_GIVEN REQUEST_
Count the lines in the entries below that include the word "other". Give nothing but the number.
* begin PROVIDED INFORMATION *
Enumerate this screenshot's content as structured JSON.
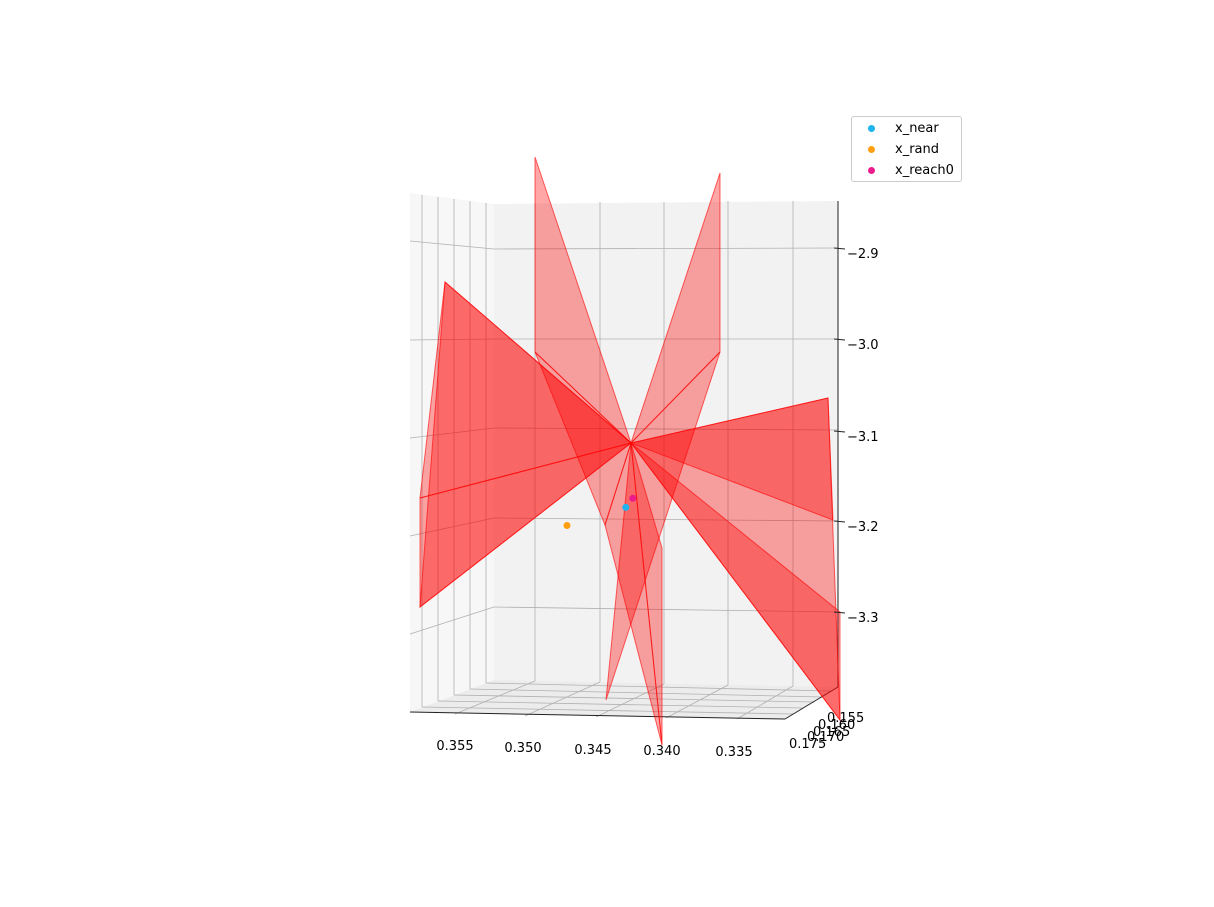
{
  "chart_data": {
    "type": "3d-surface-scatter",
    "title": "",
    "xlabel": "",
    "ylabel": "",
    "zlabel": "",
    "x_ticks": [
      "0.355",
      "0.350",
      "0.345",
      "0.340",
      "0.335"
    ],
    "y_ticks": [
      "0.155",
      "0.160",
      "0.165",
      "0.170",
      "0.175"
    ],
    "z_ticks": [
      "−2.9",
      "−3.0",
      "−3.1",
      "−3.2",
      "−3.3"
    ],
    "surface_color": "#ff0000",
    "surface_alpha": 0.35,
    "surface_count": 12,
    "series": [
      {
        "name": "x_near",
        "color": "#1eb4f0",
        "x": 0.3413,
        "y": 0.165,
        "z": -3.18
      },
      {
        "name": "x_rand",
        "color": "#ff9f0f",
        "x": 0.3455,
        "y": 0.165,
        "z": -3.2
      },
      {
        "name": "x_reach0",
        "color": "#ec1c8c",
        "x": 0.3408,
        "y": 0.165,
        "z": -3.17
      }
    ],
    "legend": {
      "position": "top-right"
    }
  }
}
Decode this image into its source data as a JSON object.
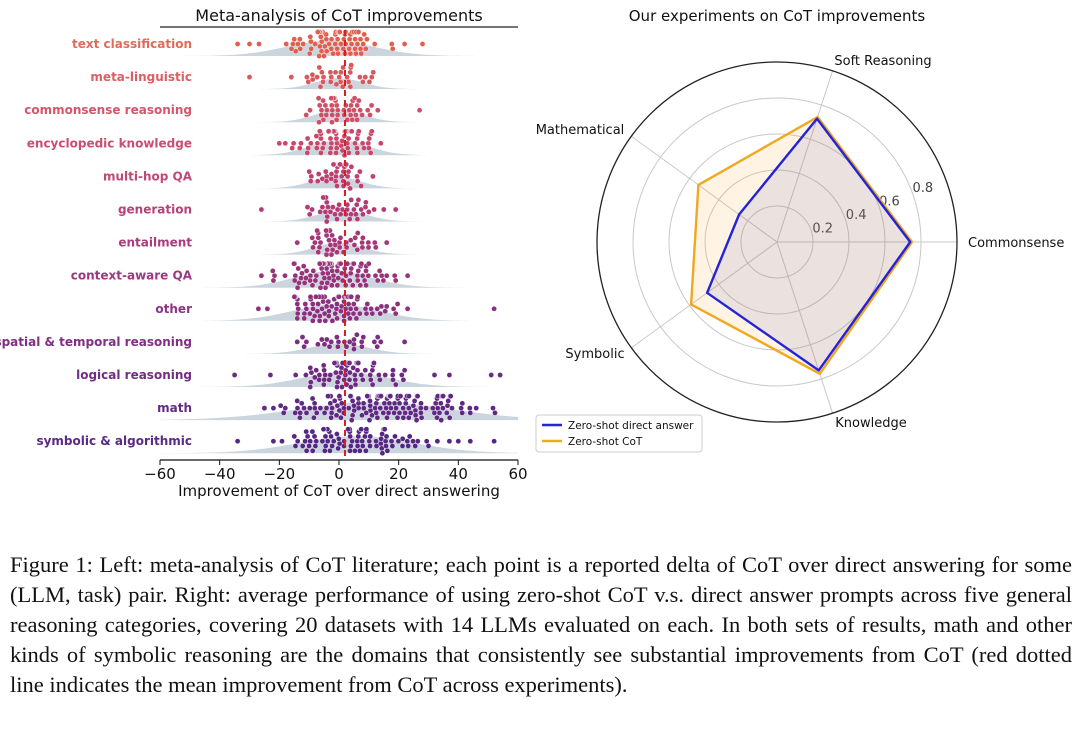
{
  "caption": "Figure 1: Left: meta-analysis of CoT literature; each point is a reported delta of CoT over direct answering for some (LLM, task) pair. Right: average performance of using zero-shot CoT v.s. direct answer prompts across five general reasoning categories, covering 20 datasets with 14 LLMs evaluated on each. In both sets of results, math and other kinds of symbolic reasoning are the domains that consistently see substantial improvements from CoT (red dotted line indicates the mean improvement from CoT across experiments).",
  "chart_data": [
    {
      "type": "scatter",
      "subtype": "beeswarm",
      "title": "Meta-analysis of CoT improvements",
      "xlabel": "Improvement of CoT over direct answering",
      "xlim": [
        -60,
        60
      ],
      "xticks": [
        "−60",
        "−40",
        "−20",
        "0",
        "20",
        "40",
        "60"
      ],
      "mean_line": 2,
      "colors": {
        "mean_line": "#d62020",
        "density": "#b8c7d3",
        "top_category": "#e26a5a",
        "bottom_category": "#5b2a86"
      },
      "categories": [
        {
          "label": "text classification",
          "color": "#e26a5a",
          "dot": "#e0604f",
          "n": 75,
          "center": -3,
          "spread": 9,
          "extremes": [
            -34,
            -30,
            18,
            22,
            28
          ]
        },
        {
          "label": "meta-linguistic",
          "color": "#db5f63",
          "dot": "#d9585e",
          "n": 30,
          "center": 0,
          "spread": 5,
          "extremes": [
            -30,
            -16,
            8,
            11
          ]
        },
        {
          "label": "commonsense reasoning",
          "color": "#d3566a",
          "dot": "#d04f66",
          "n": 45,
          "center": 0,
          "spread": 5,
          "extremes": [
            -11,
            13,
            27
          ]
        },
        {
          "label": "encyclopedic knowledge",
          "color": "#cb4e70",
          "dot": "#c8476b",
          "n": 70,
          "center": 0,
          "spread": 6,
          "extremes": [
            -20,
            -18,
            11,
            14
          ]
        },
        {
          "label": "multi-hop QA",
          "color": "#c14775",
          "dot": "#be4070",
          "n": 40,
          "center": -1,
          "spread": 5,
          "extremes": [
            -10,
            7
          ]
        },
        {
          "label": "generation",
          "color": "#b64178",
          "dot": "#b33a74",
          "n": 35,
          "center": 1,
          "spread": 5,
          "extremes": [
            -26,
            -9,
            8,
            10,
            15,
            19
          ]
        },
        {
          "label": "entailment",
          "color": "#a93c7c",
          "dot": "#a53678",
          "n": 40,
          "center": 0,
          "spread": 5,
          "extremes": [
            -14,
            8,
            12,
            16
          ]
        },
        {
          "label": "context-aware QA",
          "color": "#9c387f",
          "dot": "#98337b",
          "n": 90,
          "center": -2,
          "spread": 8,
          "extremes": [
            -26,
            -22,
            16,
            19,
            23
          ]
        },
        {
          "label": "other",
          "color": "#8e3481",
          "dot": "#8a307e",
          "n": 85,
          "center": -1,
          "spread": 9,
          "extremes": [
            -27,
            -24,
            16,
            19,
            23,
            52
          ]
        },
        {
          "label": "spatial & temporal reasoning",
          "color": "#803083",
          "dot": "#7c2d81",
          "n": 25,
          "center": 0,
          "spread": 6,
          "extremes": [
            -14,
            14,
            22
          ]
        },
        {
          "label": "logical reasoning",
          "color": "#722d84",
          "dot": "#6e2a82",
          "n": 70,
          "center": 2,
          "spread": 9,
          "extremes": [
            -35,
            -23,
            18,
            22,
            32,
            37,
            51,
            54
          ]
        },
        {
          "label": "math",
          "color": "#642b85",
          "dot": "#5f2884",
          "n": 150,
          "center": 12,
          "spread": 16,
          "extremes": [
            -25,
            -22,
            -18,
            -14,
            44,
            46
          ]
        },
        {
          "label": "symbolic & algorithmic",
          "color": "#5b2a86",
          "dot": "#552785",
          "n": 90,
          "center": 6,
          "spread": 12,
          "extremes": [
            -34,
            -15,
            30,
            33,
            37,
            40,
            44,
            52
          ]
        }
      ]
    },
    {
      "type": "radar",
      "title": "Our experiments on CoT improvements",
      "axes": [
        "Commonsense",
        "Soft Reasoning",
        "Mathematical",
        "Symbolic",
        "Knowledge"
      ],
      "rlim": [
        0,
        1
      ],
      "rticks": [
        0.2,
        0.4,
        0.6,
        0.8
      ],
      "rtick_labels": [
        "0.2",
        "0.4",
        "0.6",
        "0.8"
      ],
      "series": [
        {
          "name": "Zero-shot direct answer",
          "color": "#2424d6",
          "values": [
            0.74,
            0.72,
            0.26,
            0.48,
            0.75
          ]
        },
        {
          "name": "Zero-shot CoT",
          "color": "#f0a820",
          "values": [
            0.75,
            0.73,
            0.54,
            0.59,
            0.77
          ]
        }
      ],
      "legend_placement": "lower-left"
    }
  ]
}
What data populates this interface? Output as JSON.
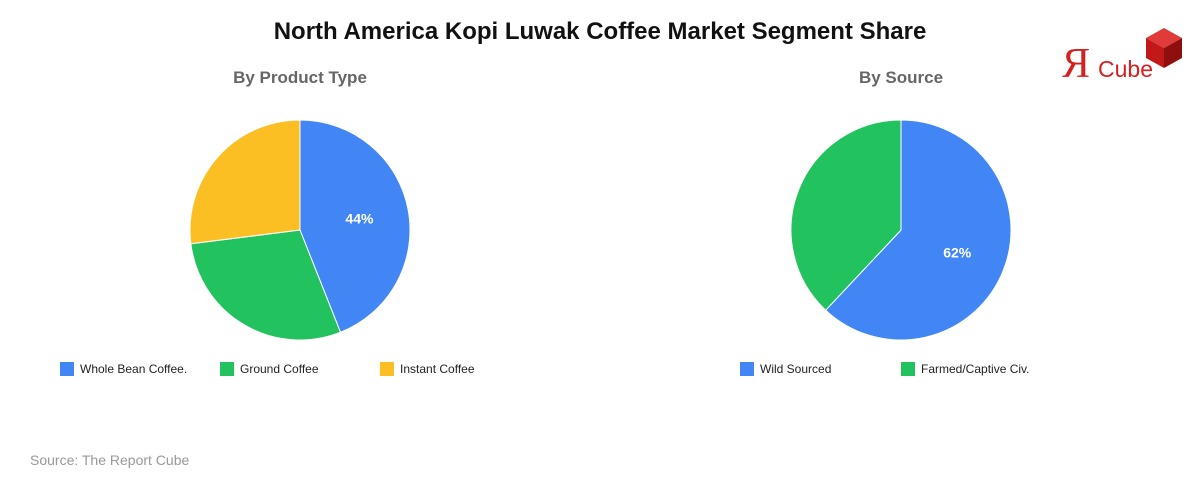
{
  "title": "North America Kopi Luwak Coffee Market Segment Share",
  "logo": {
    "text_r": "Я",
    "text_cube": "Cube"
  },
  "source": "Source: The Report Cube",
  "chart_data": [
    {
      "type": "pie",
      "title": "By Product Type",
      "categories": [
        "Whole Bean Coffee.",
        "Ground Coffee",
        "Instant Coffee"
      ],
      "values": [
        44,
        29,
        27
      ],
      "data_labels": [
        "44%",
        "",
        ""
      ],
      "colors": [
        "#4285f4",
        "#22c35e",
        "#fbbf24"
      ],
      "legend": "bottom"
    },
    {
      "type": "pie",
      "title": "By Source",
      "categories": [
        "Wild Sourced",
        "Farmed/Captive Civ."
      ],
      "values": [
        62,
        38
      ],
      "data_labels": [
        "62%",
        ""
      ],
      "colors": [
        "#4285f4",
        "#22c35e"
      ],
      "legend": "bottom"
    }
  ]
}
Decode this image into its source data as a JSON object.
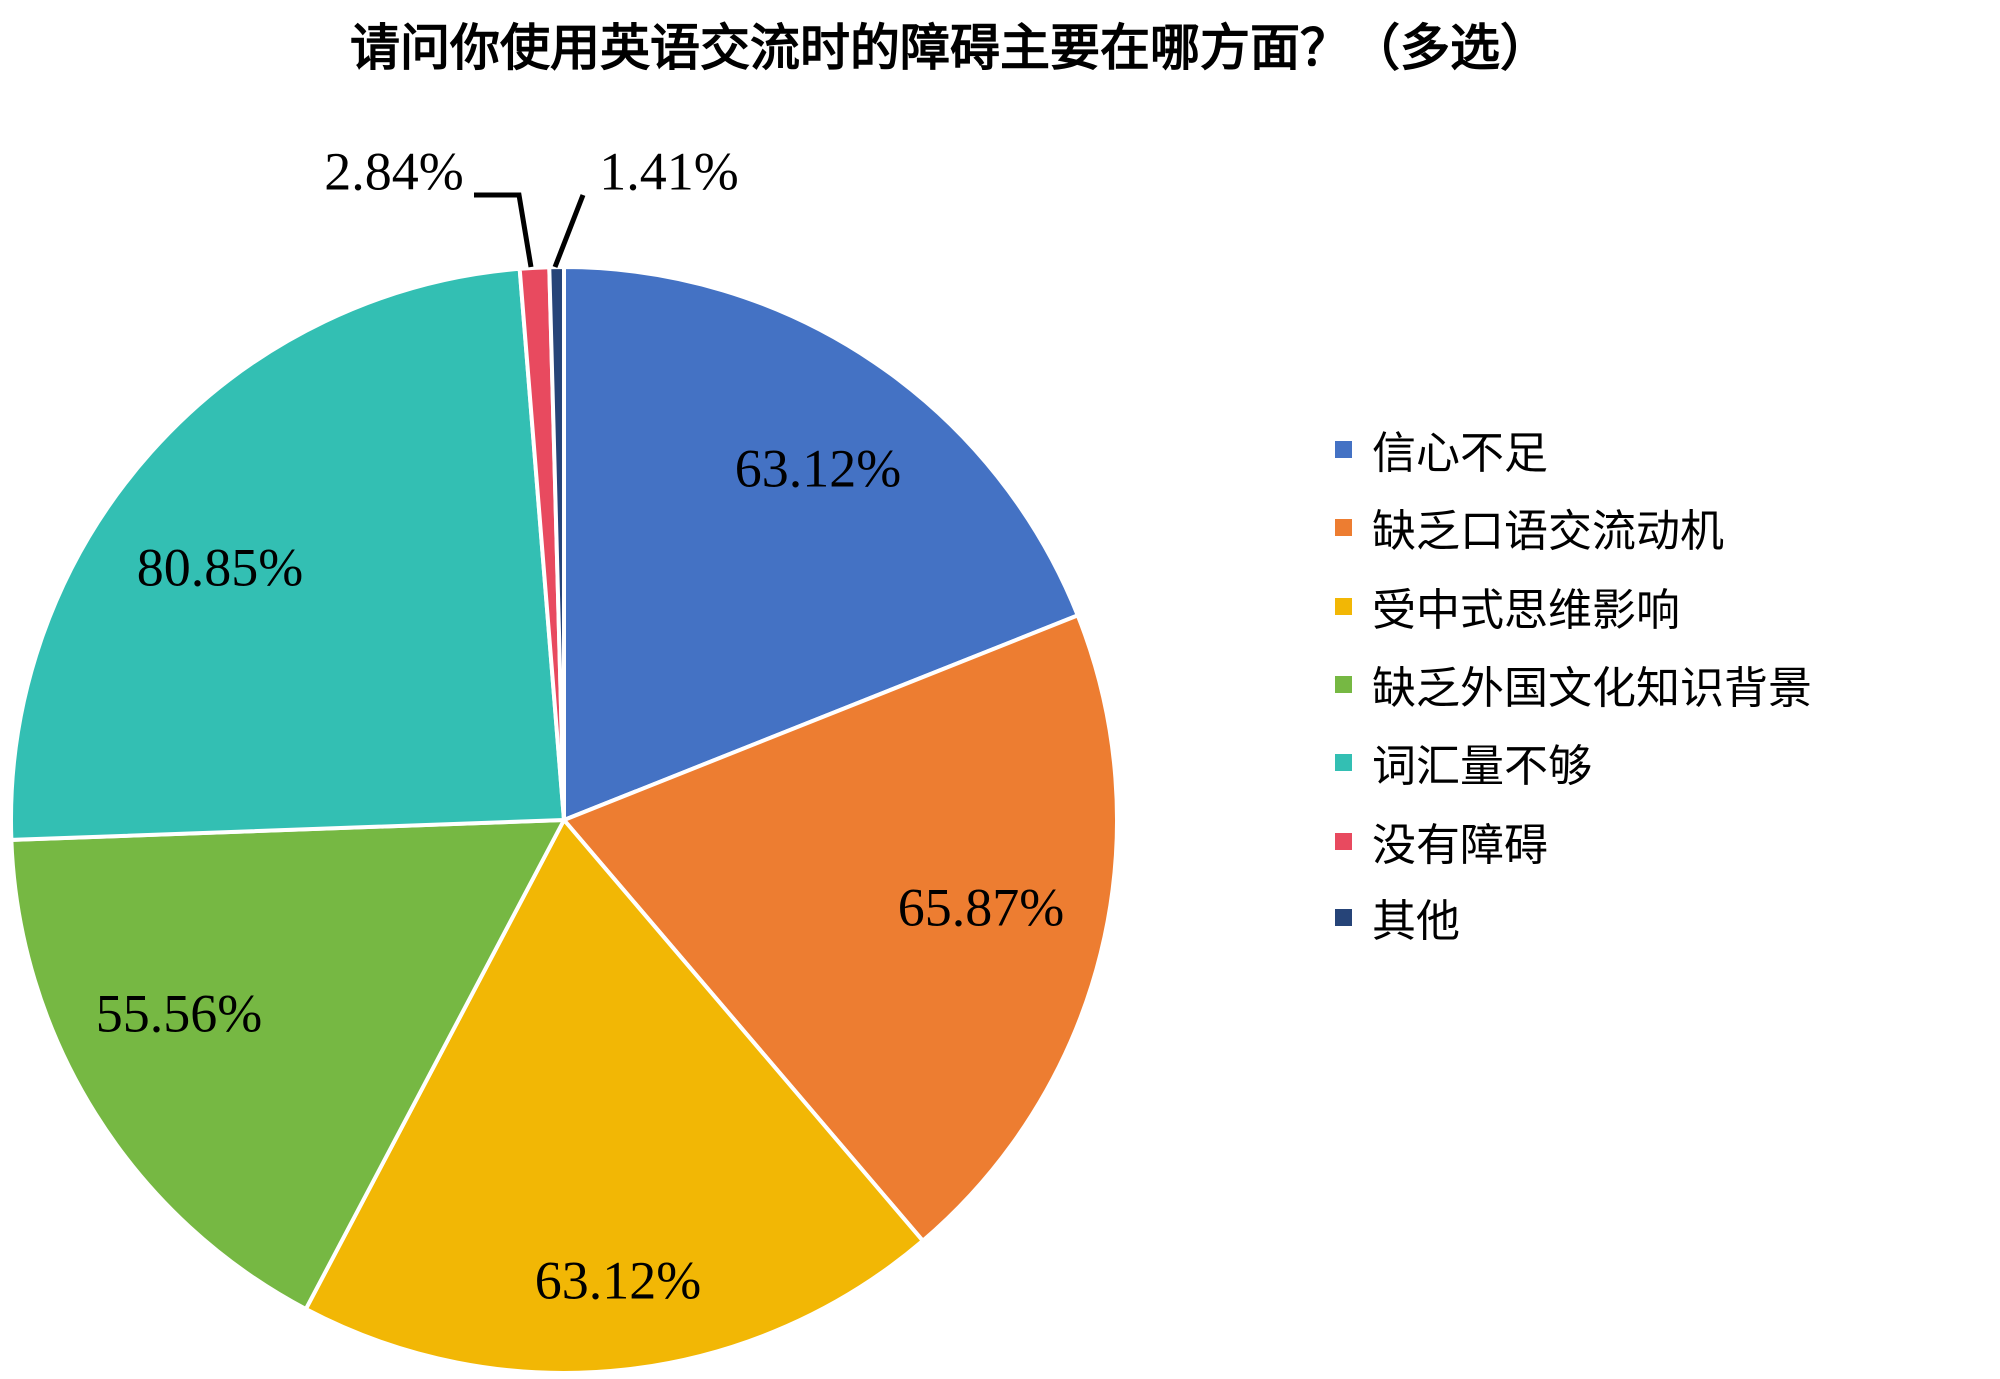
{
  "chart_data": {
    "type": "pie",
    "title": "请问你使用英语交流时的障碍主要在哪方面？（多选）",
    "categories": [
      "信心不足",
      "缺乏口语交流动机",
      "受中式思维影响",
      "缺乏外国文化知识背景",
      "词汇量不够",
      "没有障碍",
      "其他"
    ],
    "values": [
      63.12,
      65.87,
      63.12,
      55.56,
      80.85,
      2.84,
      1.41
    ],
    "data_labels": [
      "63.12%",
      "65.87%",
      "63.12%",
      "55.56%",
      "80.85%",
      "2.84%",
      "1.41%"
    ],
    "colors": [
      "#4472C4",
      "#ED7D31",
      "#F2B705",
      "#76B843",
      "#33BFB3",
      "#E84A5F",
      "#264478"
    ],
    "start_angle": "12 o'clock",
    "direction": "clockwise",
    "legend": "right"
  }
}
* end PROVIDED INFORMATION *
_THE ANSWER_
2